**Task to carry out**
Pick out the lines in the listing below that contain the word "title" and copy them.

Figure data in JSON

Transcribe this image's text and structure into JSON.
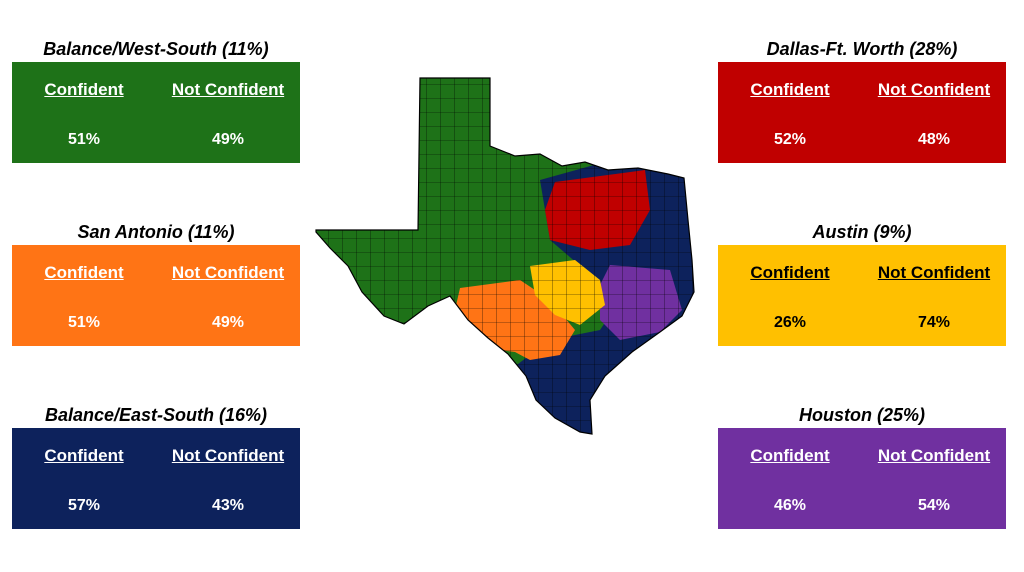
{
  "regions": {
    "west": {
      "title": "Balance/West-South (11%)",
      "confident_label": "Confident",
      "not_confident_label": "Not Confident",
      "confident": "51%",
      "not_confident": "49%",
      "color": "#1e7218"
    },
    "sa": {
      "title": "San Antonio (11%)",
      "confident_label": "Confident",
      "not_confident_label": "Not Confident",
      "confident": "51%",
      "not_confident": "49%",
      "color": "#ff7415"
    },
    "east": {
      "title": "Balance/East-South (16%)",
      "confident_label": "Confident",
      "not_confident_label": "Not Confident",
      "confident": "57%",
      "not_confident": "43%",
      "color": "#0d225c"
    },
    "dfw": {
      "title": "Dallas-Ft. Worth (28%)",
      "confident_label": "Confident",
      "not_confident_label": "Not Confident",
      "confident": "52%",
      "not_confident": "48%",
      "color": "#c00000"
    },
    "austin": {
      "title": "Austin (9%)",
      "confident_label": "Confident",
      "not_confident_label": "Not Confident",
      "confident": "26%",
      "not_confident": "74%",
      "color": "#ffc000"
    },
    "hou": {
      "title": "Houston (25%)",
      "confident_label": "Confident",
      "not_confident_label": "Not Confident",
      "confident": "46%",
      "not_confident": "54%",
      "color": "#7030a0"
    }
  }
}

**Answer for this exercise**
      "title": "Balance/West-South (11%)",
      "title": "San Antonio (11%)",
      "title": "Balance/East-South (16%)",
      "title": "Dallas-Ft. Worth (28%)",
      "title": "Austin (9%)",
      "title": "Houston (25%)",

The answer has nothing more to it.